# Set exercise
Turn the rows below into a numbered list, one row per number, leaving out any blank lines.

# Exercise materials
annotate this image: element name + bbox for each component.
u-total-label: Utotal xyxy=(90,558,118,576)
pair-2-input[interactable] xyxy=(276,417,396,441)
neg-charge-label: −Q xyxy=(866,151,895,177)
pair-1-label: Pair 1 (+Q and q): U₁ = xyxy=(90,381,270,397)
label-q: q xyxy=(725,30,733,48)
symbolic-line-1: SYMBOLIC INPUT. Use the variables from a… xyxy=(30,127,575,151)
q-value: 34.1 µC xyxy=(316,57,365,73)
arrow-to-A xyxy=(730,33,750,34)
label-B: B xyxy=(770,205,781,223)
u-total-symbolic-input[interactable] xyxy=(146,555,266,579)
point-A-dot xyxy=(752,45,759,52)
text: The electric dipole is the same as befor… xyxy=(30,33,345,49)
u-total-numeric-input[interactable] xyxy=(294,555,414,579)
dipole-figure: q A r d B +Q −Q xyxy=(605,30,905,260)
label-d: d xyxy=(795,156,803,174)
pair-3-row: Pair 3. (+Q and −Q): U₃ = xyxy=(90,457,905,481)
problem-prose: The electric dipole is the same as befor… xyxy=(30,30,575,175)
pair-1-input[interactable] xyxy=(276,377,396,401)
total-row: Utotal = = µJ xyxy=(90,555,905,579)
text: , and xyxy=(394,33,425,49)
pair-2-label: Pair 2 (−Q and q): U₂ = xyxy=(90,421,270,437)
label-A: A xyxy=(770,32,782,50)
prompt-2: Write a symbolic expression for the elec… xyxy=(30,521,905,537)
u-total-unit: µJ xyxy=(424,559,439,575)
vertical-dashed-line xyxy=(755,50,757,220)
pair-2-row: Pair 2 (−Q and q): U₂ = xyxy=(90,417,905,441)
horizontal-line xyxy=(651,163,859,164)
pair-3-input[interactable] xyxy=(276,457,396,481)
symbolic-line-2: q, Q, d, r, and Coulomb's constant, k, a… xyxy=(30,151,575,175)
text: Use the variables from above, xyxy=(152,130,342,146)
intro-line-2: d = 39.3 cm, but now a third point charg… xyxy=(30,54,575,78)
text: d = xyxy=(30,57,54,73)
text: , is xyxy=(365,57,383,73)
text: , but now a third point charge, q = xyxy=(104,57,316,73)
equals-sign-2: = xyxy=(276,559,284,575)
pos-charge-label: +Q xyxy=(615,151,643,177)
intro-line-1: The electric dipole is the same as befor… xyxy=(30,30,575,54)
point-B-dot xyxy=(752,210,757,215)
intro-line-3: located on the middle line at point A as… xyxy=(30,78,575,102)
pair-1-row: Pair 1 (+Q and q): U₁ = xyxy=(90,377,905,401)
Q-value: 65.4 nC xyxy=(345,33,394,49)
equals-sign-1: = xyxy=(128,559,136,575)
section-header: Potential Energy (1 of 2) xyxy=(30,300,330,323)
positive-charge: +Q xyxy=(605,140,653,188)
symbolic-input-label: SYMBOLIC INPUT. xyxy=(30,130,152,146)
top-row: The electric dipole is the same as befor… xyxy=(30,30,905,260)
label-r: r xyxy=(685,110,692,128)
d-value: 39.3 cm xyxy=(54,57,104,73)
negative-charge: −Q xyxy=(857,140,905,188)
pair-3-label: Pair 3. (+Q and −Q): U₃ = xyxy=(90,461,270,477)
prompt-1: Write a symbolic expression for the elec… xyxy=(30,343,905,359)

# Response
1. annotate this image: element name + bbox for each component.
2. u-total-label: Utotal xyxy=(90,558,118,576)
3. pair-2-input[interactable] xyxy=(276,417,396,441)
4. neg-charge-label: −Q xyxy=(866,151,895,177)
5. pair-1-label: Pair 1 (+Q and q): U₁ = xyxy=(90,381,270,397)
6. label-q: q xyxy=(725,30,733,48)
7. symbolic-line-1: SYMBOLIC INPUT. Use the variables from a… xyxy=(30,127,575,151)
8. q-value: 34.1 µC xyxy=(316,57,365,73)
9. arrow-to-A xyxy=(730,33,750,34)
10. label-B: B xyxy=(770,205,781,223)
11. u-total-symbolic-input[interactable] xyxy=(146,555,266,579)
12. point-A-dot xyxy=(752,45,759,52)
13. text: The electric dipole is the same as befor… xyxy=(30,33,345,49)
14. u-total-numeric-input[interactable] xyxy=(294,555,414,579)
15. dipole-figure: q A r d B +Q −Q xyxy=(605,30,905,260)
16. label-d: d xyxy=(795,156,803,174)
17. pair-3-row: Pair 3. (+Q and −Q): U₃ = xyxy=(90,457,905,481)
18. problem-prose: The electric dipole is the same as befor… xyxy=(30,30,575,175)
19. pair-1-input[interactable] xyxy=(276,377,396,401)
20. total-row: Utotal = = µJ xyxy=(90,555,905,579)
21. text: , and xyxy=(394,33,425,49)
22. pair-2-label: Pair 2 (−Q and q): U₂ = xyxy=(90,421,270,437)
23. label-A: A xyxy=(770,32,782,50)
24. prompt-2: Write a symbolic expression for the elec… xyxy=(30,521,905,537)
25. u-total-unit: µJ xyxy=(424,559,439,575)
26. vertical-dashed-line xyxy=(755,50,757,220)
27. pair-2-row: Pair 2 (−Q and q): U₂ = xyxy=(90,417,905,441)
28. horizontal-line xyxy=(651,163,859,164)
29. pair-3-input[interactable] xyxy=(276,457,396,481)
30. symbolic-line-2: q, Q, d, r, and Coulomb's constant, k, a… xyxy=(30,151,575,175)
31. text: Use the variables from above, xyxy=(152,130,342,146)
32. intro-line-2: d = 39.3 cm, but now a third point charg… xyxy=(30,54,575,78)
33. text: d = xyxy=(30,57,54,73)
34. text: , is xyxy=(365,57,383,73)
35. text: , but now a third point charge, q = xyxy=(104,57,316,73)
36. equals-sign-2: = xyxy=(276,559,284,575)
37. pos-charge-label: +Q xyxy=(615,151,643,177)
38. intro-line-1: The electric dipole is the same as befor… xyxy=(30,30,575,54)
39. point-B-dot xyxy=(752,210,757,215)
40. intro-line-3: located on the middle line at point A as… xyxy=(30,78,575,102)
41. pair-1-row: Pair 1 (+Q and q): U₁ = xyxy=(90,377,905,401)
42. Q-value: 65.4 nC xyxy=(345,33,394,49)
43. equals-sign-1: = xyxy=(128,559,136,575)
44. section-header: Potential Energy (1 of 2) xyxy=(30,300,330,323)
45. positive-charge: +Q xyxy=(605,140,653,188)
46. symbolic-input-label: SYMBOLIC INPUT. xyxy=(30,130,152,146)
47. top-row: The electric dipole is the same as befor… xyxy=(30,30,905,260)
48. label-r: r xyxy=(685,110,692,128)
49. d-value: 39.3 cm xyxy=(54,57,104,73)
50. negative-charge: −Q xyxy=(857,140,905,188)
51. pair-3-label: Pair 3. (+Q and −Q): U₃ = xyxy=(90,461,270,477)
52. prompt-1: Write a symbolic expression for the elec… xyxy=(30,343,905,359)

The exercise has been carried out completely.